◆ Task objective
In the data that follows, find the line containing "Give me a plain-text"; then quote that line and every line after it, exactly, through the last one.

[Recorded data]
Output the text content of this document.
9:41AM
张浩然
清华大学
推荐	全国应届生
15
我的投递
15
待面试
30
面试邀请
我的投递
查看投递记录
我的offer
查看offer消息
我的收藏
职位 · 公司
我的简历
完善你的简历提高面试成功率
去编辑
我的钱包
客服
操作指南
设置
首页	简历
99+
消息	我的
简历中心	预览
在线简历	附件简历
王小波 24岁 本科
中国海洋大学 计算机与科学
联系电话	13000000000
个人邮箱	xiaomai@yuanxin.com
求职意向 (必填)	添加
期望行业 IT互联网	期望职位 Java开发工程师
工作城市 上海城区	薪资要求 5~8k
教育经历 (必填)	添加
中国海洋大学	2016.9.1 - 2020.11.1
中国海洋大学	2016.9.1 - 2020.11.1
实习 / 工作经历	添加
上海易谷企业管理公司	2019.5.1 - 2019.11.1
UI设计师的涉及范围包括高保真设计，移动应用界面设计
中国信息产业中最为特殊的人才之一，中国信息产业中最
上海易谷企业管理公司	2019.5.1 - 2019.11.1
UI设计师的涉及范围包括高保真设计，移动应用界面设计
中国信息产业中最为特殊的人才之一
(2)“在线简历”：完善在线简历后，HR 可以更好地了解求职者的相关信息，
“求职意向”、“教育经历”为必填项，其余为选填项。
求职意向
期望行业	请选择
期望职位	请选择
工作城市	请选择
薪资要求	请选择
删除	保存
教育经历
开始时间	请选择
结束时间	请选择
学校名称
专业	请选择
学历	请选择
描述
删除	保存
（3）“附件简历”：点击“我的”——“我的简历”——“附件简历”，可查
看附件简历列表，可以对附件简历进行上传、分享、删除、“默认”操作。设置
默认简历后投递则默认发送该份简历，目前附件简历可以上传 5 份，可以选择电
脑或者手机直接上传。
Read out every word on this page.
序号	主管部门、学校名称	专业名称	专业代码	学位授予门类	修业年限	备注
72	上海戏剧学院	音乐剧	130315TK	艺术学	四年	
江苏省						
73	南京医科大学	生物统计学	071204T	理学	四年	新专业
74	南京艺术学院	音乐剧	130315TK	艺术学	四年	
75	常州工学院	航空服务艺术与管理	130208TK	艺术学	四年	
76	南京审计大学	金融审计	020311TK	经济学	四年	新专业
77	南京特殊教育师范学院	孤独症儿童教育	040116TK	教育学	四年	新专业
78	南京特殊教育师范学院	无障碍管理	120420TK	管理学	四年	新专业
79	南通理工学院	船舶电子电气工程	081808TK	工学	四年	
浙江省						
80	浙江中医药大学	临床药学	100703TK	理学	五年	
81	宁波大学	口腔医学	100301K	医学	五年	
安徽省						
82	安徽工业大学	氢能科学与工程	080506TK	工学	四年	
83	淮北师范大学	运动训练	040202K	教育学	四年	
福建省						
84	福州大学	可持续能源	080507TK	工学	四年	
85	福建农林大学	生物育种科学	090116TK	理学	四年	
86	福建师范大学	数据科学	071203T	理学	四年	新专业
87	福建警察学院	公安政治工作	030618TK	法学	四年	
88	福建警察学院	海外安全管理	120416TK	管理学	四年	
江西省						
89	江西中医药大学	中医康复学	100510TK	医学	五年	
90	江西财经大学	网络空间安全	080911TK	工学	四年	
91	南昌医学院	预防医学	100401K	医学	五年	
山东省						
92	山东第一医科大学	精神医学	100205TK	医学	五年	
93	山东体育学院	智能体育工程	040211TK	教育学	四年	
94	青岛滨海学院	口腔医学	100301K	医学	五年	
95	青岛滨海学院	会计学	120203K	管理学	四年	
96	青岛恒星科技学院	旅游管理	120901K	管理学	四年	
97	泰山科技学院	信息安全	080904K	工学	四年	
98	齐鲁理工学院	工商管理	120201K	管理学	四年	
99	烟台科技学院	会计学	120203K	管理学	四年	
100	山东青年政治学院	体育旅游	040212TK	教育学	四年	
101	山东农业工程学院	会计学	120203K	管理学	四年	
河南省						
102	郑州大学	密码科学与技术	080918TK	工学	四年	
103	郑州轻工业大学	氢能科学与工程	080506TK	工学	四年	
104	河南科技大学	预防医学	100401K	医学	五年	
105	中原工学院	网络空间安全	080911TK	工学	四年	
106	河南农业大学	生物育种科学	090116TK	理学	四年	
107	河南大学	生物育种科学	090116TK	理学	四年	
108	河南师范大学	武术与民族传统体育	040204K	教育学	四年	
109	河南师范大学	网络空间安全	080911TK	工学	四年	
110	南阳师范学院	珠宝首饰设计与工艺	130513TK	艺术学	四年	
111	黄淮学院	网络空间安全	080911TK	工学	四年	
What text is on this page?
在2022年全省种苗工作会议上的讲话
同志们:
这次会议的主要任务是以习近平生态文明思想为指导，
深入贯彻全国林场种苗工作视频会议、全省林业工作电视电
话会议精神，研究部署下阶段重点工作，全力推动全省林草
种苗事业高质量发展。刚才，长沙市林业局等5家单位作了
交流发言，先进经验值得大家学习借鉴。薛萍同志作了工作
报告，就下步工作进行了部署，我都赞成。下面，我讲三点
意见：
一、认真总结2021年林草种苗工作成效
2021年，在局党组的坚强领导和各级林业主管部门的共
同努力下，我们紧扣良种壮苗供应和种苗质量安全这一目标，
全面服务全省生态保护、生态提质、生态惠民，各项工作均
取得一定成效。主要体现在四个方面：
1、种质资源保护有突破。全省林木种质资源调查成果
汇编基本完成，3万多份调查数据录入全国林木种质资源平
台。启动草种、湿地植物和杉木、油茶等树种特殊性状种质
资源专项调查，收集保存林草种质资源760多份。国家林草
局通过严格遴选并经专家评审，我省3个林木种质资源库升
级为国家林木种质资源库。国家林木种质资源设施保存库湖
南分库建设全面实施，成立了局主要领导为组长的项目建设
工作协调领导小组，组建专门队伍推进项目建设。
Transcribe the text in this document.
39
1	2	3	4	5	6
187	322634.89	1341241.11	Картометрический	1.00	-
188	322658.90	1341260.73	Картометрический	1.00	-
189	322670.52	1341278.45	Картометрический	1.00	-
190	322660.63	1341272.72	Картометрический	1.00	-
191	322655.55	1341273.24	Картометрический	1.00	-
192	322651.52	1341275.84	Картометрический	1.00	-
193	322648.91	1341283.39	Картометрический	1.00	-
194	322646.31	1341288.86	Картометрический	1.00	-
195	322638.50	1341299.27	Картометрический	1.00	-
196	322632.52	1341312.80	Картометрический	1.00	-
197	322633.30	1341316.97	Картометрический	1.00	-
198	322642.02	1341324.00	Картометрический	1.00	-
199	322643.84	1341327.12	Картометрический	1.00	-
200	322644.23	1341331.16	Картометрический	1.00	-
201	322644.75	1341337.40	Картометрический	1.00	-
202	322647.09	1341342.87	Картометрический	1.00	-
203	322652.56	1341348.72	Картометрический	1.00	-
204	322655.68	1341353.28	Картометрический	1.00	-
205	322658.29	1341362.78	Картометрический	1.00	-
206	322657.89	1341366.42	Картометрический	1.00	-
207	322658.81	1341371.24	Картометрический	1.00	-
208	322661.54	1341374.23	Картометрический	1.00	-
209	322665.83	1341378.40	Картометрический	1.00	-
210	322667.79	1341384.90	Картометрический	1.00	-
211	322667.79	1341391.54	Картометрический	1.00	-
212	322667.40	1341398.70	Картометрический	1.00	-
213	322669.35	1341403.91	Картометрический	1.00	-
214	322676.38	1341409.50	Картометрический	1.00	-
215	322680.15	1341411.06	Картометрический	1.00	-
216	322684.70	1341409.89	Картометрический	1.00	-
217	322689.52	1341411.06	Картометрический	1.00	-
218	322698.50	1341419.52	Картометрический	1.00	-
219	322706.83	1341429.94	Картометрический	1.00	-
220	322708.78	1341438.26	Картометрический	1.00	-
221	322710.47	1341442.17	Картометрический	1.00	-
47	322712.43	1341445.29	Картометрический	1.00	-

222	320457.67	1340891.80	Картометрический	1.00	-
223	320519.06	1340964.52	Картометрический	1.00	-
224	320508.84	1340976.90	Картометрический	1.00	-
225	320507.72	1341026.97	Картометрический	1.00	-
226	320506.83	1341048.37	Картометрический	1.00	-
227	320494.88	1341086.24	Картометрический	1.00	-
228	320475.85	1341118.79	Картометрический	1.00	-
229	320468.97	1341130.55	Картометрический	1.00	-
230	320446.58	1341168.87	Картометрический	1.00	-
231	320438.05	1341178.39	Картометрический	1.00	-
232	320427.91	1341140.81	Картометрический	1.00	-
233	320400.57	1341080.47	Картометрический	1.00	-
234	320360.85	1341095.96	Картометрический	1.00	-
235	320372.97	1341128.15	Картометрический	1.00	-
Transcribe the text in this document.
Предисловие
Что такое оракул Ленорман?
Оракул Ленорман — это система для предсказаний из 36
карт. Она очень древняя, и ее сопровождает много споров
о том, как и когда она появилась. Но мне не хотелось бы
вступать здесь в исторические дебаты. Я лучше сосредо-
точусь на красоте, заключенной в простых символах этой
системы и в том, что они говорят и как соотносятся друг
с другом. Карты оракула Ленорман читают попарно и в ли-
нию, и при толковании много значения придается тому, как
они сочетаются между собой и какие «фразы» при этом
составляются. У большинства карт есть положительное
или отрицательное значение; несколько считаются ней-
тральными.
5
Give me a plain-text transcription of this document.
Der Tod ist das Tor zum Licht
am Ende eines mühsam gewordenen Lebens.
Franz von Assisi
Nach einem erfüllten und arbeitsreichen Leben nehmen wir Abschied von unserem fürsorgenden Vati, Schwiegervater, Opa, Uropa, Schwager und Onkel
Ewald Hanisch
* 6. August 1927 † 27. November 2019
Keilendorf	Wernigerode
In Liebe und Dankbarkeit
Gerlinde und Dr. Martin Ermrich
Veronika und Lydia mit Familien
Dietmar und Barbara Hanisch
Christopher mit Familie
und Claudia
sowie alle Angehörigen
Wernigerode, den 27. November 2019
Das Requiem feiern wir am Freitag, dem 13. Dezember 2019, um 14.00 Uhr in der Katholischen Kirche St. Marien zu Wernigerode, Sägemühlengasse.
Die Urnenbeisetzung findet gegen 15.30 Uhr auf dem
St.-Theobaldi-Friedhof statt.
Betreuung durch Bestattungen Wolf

◆ Exercise answer
Give me a plain-text transcription of this document.
Der Tod ist das Tor zum Licht
am Ende eines mühsam gewordenen Lebens.
Franz von Assisi
Nach einem erfüllten und arbeitsreichen Leben nehmen wir Abschied von unserem fürsorgenden Vati, Schwiegervater, Opa, Uropa, Schwager und Onkel
Ewald Hanisch
* 6. August 1927 † 27. November 2019
Keilendorf	Wernigerode
In Liebe und Dankbarkeit
Gerlinde und Dr. Martin Ermrich
Veronika und Lydia mit Familien
Dietmar und Barbara Hanisch
Christopher mit Familie
und Claudia
sowie alle Angehörigen
Wernigerode, den 27. November 2019
Das Requiem feiern wir am Freitag, dem 13. Dezember 2019, um 14.00 Uhr in der Katholischen Kirche St. Marien zu Wernigerode, Sägemühlengasse.
Die Urnenbeisetzung findet gegen 15.30 Uhr auf dem
St.-Theobaldi-Friedhof statt.
Betreuung durch Bestattungen Wolf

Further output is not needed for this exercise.